WHAT TO WORK ON:
All of the data below should be written out exactly.

Saved data entries:
%%

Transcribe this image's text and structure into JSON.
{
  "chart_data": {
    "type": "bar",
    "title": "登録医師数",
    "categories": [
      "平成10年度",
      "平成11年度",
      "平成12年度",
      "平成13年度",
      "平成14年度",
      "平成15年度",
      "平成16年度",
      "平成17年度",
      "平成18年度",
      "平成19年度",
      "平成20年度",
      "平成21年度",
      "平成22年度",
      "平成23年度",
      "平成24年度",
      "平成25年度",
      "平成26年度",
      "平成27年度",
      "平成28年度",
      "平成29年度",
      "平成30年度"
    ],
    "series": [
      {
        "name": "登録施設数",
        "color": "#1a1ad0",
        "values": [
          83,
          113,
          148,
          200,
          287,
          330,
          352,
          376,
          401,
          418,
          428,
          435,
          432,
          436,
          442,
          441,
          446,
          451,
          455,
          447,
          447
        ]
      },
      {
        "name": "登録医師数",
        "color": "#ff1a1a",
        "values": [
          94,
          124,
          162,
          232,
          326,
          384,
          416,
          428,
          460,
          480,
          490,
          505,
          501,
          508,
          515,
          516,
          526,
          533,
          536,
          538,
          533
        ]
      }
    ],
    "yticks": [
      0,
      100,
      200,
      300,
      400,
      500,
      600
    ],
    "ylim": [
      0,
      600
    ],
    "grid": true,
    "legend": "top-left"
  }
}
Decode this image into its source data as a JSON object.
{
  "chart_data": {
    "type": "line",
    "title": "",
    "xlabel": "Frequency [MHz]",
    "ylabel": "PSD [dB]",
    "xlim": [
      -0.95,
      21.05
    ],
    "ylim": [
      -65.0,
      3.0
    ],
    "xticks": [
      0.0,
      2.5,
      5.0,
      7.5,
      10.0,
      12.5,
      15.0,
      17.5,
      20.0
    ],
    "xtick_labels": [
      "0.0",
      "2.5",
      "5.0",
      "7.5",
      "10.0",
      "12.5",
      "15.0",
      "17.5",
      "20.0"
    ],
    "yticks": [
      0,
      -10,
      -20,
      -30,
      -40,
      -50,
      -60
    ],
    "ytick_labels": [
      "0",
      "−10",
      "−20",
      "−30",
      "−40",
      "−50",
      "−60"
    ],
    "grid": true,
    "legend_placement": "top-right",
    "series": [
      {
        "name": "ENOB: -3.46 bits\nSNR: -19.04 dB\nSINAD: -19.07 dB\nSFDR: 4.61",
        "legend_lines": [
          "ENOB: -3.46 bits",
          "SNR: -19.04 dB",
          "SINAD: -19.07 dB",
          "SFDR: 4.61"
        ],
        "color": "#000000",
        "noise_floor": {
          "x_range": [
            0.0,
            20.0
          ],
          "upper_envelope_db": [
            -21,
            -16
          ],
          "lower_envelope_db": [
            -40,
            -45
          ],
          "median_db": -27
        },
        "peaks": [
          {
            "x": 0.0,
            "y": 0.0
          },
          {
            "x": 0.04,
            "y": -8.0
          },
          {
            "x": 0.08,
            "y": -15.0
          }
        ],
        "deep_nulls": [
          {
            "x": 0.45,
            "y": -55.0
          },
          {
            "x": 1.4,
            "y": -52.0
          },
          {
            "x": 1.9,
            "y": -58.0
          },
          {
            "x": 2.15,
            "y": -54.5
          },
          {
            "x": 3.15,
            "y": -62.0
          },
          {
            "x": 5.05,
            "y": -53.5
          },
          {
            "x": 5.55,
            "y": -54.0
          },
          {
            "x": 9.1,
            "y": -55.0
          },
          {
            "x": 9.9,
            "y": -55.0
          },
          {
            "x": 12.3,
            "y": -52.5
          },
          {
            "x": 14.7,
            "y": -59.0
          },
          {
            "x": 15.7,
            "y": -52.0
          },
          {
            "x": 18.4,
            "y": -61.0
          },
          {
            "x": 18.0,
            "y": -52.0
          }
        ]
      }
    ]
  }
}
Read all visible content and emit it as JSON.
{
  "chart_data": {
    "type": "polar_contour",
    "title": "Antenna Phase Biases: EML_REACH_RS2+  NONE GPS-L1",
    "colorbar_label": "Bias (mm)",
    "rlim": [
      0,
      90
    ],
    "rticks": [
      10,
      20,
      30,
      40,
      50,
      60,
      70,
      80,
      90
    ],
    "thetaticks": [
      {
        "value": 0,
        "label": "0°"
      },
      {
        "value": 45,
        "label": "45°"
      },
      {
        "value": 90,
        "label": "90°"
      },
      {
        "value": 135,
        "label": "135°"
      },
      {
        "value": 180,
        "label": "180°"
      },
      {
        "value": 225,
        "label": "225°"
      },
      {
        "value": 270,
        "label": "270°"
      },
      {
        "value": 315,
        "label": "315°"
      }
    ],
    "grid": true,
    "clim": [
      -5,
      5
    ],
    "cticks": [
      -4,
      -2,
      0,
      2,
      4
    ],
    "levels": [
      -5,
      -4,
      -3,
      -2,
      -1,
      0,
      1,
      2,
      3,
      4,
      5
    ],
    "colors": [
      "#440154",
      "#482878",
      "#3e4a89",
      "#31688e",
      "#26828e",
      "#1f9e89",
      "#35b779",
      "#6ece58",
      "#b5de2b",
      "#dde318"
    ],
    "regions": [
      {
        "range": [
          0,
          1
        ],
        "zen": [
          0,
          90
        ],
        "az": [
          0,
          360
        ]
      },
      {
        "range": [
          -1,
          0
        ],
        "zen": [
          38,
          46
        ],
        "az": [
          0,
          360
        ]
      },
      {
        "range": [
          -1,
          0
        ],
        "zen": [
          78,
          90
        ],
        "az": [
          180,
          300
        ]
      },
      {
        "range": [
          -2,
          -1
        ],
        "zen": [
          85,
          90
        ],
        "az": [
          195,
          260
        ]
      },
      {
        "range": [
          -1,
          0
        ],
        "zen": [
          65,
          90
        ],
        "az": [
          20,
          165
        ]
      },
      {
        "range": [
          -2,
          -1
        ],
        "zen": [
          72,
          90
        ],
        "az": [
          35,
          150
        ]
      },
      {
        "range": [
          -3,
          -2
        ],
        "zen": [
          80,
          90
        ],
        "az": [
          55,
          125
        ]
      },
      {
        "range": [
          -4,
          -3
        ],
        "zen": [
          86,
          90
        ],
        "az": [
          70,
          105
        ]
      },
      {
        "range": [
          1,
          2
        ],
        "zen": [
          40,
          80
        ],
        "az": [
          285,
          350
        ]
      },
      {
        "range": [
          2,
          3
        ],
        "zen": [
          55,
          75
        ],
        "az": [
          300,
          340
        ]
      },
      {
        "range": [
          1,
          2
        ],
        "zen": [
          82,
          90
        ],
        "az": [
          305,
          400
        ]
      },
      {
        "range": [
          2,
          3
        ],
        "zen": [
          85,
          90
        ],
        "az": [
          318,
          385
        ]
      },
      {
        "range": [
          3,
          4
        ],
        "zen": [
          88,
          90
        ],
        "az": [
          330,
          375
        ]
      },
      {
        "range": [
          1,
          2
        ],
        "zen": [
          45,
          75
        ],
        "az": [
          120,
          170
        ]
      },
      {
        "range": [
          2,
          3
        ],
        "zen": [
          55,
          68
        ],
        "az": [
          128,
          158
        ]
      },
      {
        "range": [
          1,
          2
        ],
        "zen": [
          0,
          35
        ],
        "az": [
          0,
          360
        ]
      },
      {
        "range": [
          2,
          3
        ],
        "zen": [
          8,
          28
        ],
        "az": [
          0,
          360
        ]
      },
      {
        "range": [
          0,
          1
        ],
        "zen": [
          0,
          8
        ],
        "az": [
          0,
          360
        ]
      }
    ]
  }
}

%%

CORRECT OUTPUT:
Transcribe this image's text and structure into JSON.
{
  "chart_data": {
    "type": "bar",
    "title": "登録医師数",
    "categories": [
      "平成10年度",
      "平成11年度",
      "平成12年度",
      "平成13年度",
      "平成14年度",
      "平成15年度",
      "平成16年度",
      "平成17年度",
      "平成18年度",
      "平成19年度",
      "平成20年度",
      "平成21年度",
      "平成22年度",
      "平成23年度",
      "平成24年度",
      "平成25年度",
      "平成26年度",
      "平成27年度",
      "平成28年度",
      "平成29年度",
      "平成30年度"
    ],
    "series": [
      {
        "name": "登録施設数",
        "color": "#1a1ad0",
        "values": [
          83,
          113,
          148,
          200,
          287,
          330,
          352,
          376,
          401,
          418,
          428,
          435,
          432,
          436,
          442,
          441,
          446,
          451,
          455,
          447,
          447
        ]
      },
      {
        "name": "登録医師数",
        "color": "#ff1a1a",
        "values": [
          94,
          124,
          162,
          232,
          326,
          384,
          416,
          428,
          460,
          480,
          490,
          505,
          501,
          508,
          515,
          516,
          526,
          533,
          536,
          538,
          533
        ]
      }
    ],
    "yticks": [
      0,
      100,
      200,
      300,
      400,
      500,
      600
    ],
    "ylim": [
      0,
      600
    ],
    "grid": true,
    "legend": "top-left"
  }
}
Decode this image into its source data as a JSON object.
{
  "chart_data": {
    "type": "line",
    "title": "",
    "xlabel": "Frequency [MHz]",
    "ylabel": "PSD [dB]",
    "xlim": [
      -0.95,
      21.05
    ],
    "ylim": [
      -65.0,
      3.0
    ],
    "xticks": [
      0.0,
      2.5,
      5.0,
      7.5,
      10.0,
      12.5,
      15.0,
      17.5,
      20.0
    ],
    "xtick_labels": [
      "0.0",
      "2.5",
      "5.0",
      "7.5",
      "10.0",
      "12.5",
      "15.0",
      "17.5",
      "20.0"
    ],
    "yticks": [
      0,
      -10,
      -20,
      -30,
      -40,
      -50,
      -60
    ],
    "ytick_labels": [
      "0",
      "−10",
      "−20",
      "−30",
      "−40",
      "−50",
      "−60"
    ],
    "grid": true,
    "legend_placement": "top-right",
    "series": [
      {
        "name": "ENOB: -3.46 bits\nSNR: -19.04 dB\nSINAD: -19.07 dB\nSFDR: 4.61",
        "legend_lines": [
          "ENOB: -3.46 bits",
          "SNR: -19.04 dB",
          "SINAD: -19.07 dB",
          "SFDR: 4.61"
        ],
        "color": "#000000",
        "noise_floor": {
          "x_range": [
            0.0,
            20.0
          ],
          "upper_envelope_db": [
            -21,
            -16
          ],
          "lower_envelope_db": [
            -40,
            -45
          ],
          "median_db": -27
        },
        "peaks": [
          {
            "x": 0.0,
            "y": 0.0
          },
          {
            "x": 0.04,
            "y": -8.0
          },
          {
            "x": 0.08,
            "y": -15.0
          }
        ],
        "deep_nulls": [
          {
            "x": 0.45,
            "y": -55.0
          },
          {
            "x": 1.4,
            "y": -52.0
          },
          {
            "x": 1.9,
            "y": -58.0
          },
          {
            "x": 2.15,
            "y": -54.5
          },
          {
            "x": 3.15,
            "y": -62.0
          },
          {
            "x": 5.05,
            "y": -53.5
          },
          {
            "x": 5.55,
            "y": -54.0
          },
          {
            "x": 9.1,
            "y": -55.0
          },
          {
            "x": 9.9,
            "y": -55.0
          },
          {
            "x": 12.3,
            "y": -52.5
          },
          {
            "x": 14.7,
            "y": -59.0
          },
          {
            "x": 15.7,
            "y": -52.0
          },
          {
            "x": 18.4,
            "y": -61.0
          },
          {
            "x": 18.0,
            "y": -52.0
          }
        ]
      }
    ]
  }
}
Read all visible content and emit it as JSON.
{
  "chart_data": {
    "type": "polar_contour",
    "title": "Antenna Phase Biases: EML_REACH_RS2+  NONE GPS-L1",
    "colorbar_label": "Bias (mm)",
    "rlim": [
      0,
      90
    ],
    "rticks": [
      10,
      20,
      30,
      40,
      50,
      60,
      70,
      80,
      90
    ],
    "thetaticks": [
      {
        "value": 0,
        "label": "0°"
      },
      {
        "value": 45,
        "label": "45°"
      },
      {
        "value": 90,
        "label": "90°"
      },
      {
        "value": 135,
        "label": "135°"
      },
      {
        "value": 180,
        "label": "180°"
      },
      {
        "value": 225,
        "label": "225°"
      },
      {
        "value": 270,
        "label": "270°"
      },
      {
        "value": 315,
        "label": "315°"
      }
    ],
    "grid": true,
    "clim": [
      -5,
      5
    ],
    "cticks": [
      -4,
      -2,
      0,
      2,
      4
    ],
    "levels": [
      -5,
      -4,
      -3,
      -2,
      -1,
      0,
      1,
      2,
      3,
      4,
      5
    ],
    "colors": [
      "#440154",
      "#482878",
      "#3e4a89",
      "#31688e",
      "#26828e",
      "#1f9e89",
      "#35b779",
      "#6ece58",
      "#b5de2b",
      "#dde318"
    ],
    "regions": [
      {
        "range": [
          0,
          1
        ],
        "zen": [
          0,
          90
        ],
        "az": [
          0,
          360
        ]
      },
      {
        "range": [
          -1,
          0
        ],
        "zen": [
          38,
          46
        ],
        "az": [
          0,
          360
        ]
      },
      {
        "range": [
          -1,
          0
        ],
        "zen": [
          78,
          90
        ],
        "az": [
          180,
          300
        ]
      },
      {
        "range": [
          -2,
          -1
        ],
        "zen": [
          85,
          90
        ],
        "az": [
          195,
          260
        ]
      },
      {
        "range": [
          -1,
          0
        ],
        "zen": [
          65,
          90
        ],
        "az": [
          20,
          165
        ]
      },
      {
        "range": [
          -2,
          -1
        ],
        "zen": [
          72,
          90
        ],
        "az": [
          35,
          150
        ]
      },
      {
        "range": [
          -3,
          -2
        ],
        "zen": [
          80,
          90
        ],
        "az": [
          55,
          125
        ]
      },
      {
        "range": [
          -4,
          -3
        ],
        "zen": [
          86,
          90
        ],
        "az": [
          70,
          105
        ]
      },
      {
        "range": [
          1,
          2
        ],
        "zen": [
          40,
          80
        ],
        "az": [
          285,
          350
        ]
      },
      {
        "range": [
          2,
          3
        ],
        "zen": [
          55,
          75
        ],
        "az": [
          300,
          340
        ]
      },
      {
        "range": [
          1,
          2
        ],
        "zen": [
          82,
          90
        ],
        "az": [
          305,
          400
        ]
      },
      {
        "range": [
          2,
          3
        ],
        "zen": [
          85,
          90
        ],
        "az": [
          318,
          385
        ]
      },
      {
        "range": [
          3,
          4
        ],
        "zen": [
          88,
          90
        ],
        "az": [
          330,
          375
        ]
      },
      {
        "range": [
          1,
          2
        ],
        "zen": [
          45,
          75
        ],
        "az": [
          120,
          170
        ]
      },
      {
        "range": [
          2,
          3
        ],
        "zen": [
          55,
          68
        ],
        "az": [
          128,
          158
        ]
      },
      {
        "range": [
          1,
          2
        ],
        "zen": [
          0,
          35
        ],
        "az": [
          0,
          360
        ]
      },
      {
        "range": [
          2,
          3
        ],
        "zen": [
          8,
          28
        ],
        "az": [
          0,
          360
        ]
      },
      {
        "range": [
          0,
          1
        ],
        "zen": [
          0,
          8
        ],
        "az": [
          0,
          360
        ]
      }
    ]
  }
}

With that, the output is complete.